-------- TASK MATERIAL

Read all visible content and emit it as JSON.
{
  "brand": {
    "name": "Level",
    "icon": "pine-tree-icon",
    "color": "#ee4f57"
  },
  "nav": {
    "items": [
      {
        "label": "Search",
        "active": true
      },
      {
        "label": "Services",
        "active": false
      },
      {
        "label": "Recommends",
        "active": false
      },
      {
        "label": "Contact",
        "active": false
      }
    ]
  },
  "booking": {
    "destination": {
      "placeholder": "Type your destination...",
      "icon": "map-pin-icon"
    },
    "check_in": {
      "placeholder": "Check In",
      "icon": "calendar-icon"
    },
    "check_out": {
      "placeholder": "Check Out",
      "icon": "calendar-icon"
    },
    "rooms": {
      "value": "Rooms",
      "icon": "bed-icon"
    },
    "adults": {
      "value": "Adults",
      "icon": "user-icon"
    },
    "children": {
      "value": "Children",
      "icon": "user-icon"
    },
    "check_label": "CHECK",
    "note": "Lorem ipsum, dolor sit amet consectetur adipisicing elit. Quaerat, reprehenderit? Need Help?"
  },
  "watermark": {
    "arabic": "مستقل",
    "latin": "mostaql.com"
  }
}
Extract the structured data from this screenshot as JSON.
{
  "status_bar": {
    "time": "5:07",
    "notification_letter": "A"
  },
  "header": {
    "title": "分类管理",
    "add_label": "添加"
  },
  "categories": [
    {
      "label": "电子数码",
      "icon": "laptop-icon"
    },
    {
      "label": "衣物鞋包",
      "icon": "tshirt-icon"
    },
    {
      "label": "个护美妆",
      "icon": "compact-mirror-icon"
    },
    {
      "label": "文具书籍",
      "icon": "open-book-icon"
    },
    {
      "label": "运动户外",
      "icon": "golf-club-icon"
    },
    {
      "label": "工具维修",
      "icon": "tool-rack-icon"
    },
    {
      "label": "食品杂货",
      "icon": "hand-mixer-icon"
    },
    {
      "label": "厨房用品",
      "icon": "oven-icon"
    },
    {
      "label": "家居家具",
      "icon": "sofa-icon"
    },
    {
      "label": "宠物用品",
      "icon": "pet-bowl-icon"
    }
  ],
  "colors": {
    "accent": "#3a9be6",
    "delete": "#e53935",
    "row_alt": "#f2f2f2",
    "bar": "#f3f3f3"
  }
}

----------------

■ **THE EXERCISE**
Repeat the data exactly. Leave nothing out.

■ **RESULT OF THE TASK**
Read all visible content and emit it as JSON.
{
  "brand": {
    "name": "Level",
    "icon": "pine-tree-icon",
    "color": "#ee4f57"
  },
  "nav": {
    "items": [
      {
        "label": "Search",
        "active": true
      },
      {
        "label": "Services",
        "active": false
      },
      {
        "label": "Recommends",
        "active": false
      },
      {
        "label": "Contact",
        "active": false
      }
    ]
  },
  "booking": {
    "destination": {
      "placeholder": "Type your destination...",
      "icon": "map-pin-icon"
    },
    "check_in": {
      "placeholder": "Check In",
      "icon": "calendar-icon"
    },
    "check_out": {
      "placeholder": "Check Out",
      "icon": "calendar-icon"
    },
    "rooms": {
      "value": "Rooms",
      "icon": "bed-icon"
    },
    "adults": {
      "value": "Adults",
      "icon": "user-icon"
    },
    "children": {
      "value": "Children",
      "icon": "user-icon"
    },
    "check_label": "CHECK",
    "note": "Lorem ipsum, dolor sit amet consectetur adipisicing elit. Quaerat, reprehenderit? Need Help?"
  },
  "watermark": {
    "arabic": "مستقل",
    "latin": "mostaql.com"
  }
}
Extract the structured data from this screenshot as JSON.
{
  "status_bar": {
    "time": "5:07",
    "notification_letter": "A"
  },
  "header": {
    "title": "分类管理",
    "add_label": "添加"
  },
  "categories": [
    {
      "label": "电子数码",
      "icon": "laptop-icon"
    },
    {
      "label": "衣物鞋包",
      "icon": "tshirt-icon"
    },
    {
      "label": "个护美妆",
      "icon": "compact-mirror-icon"
    },
    {
      "label": "文具书籍",
      "icon": "open-book-icon"
    },
    {
      "label": "运动户外",
      "icon": "golf-club-icon"
    },
    {
      "label": "工具维修",
      "icon": "tool-rack-icon"
    },
    {
      "label": "食品杂货",
      "icon": "hand-mixer-icon"
    },
    {
      "label": "厨房用品",
      "icon": "oven-icon"
    },
    {
      "label": "家居家具",
      "icon": "sofa-icon"
    },
    {
      "label": "宠物用品",
      "icon": "pet-bowl-icon"
    }
  ],
  "colors": {
    "accent": "#3a9be6",
    "delete": "#e53935",
    "row_alt": "#f2f2f2",
    "bar": "#f3f3f3"
  }
}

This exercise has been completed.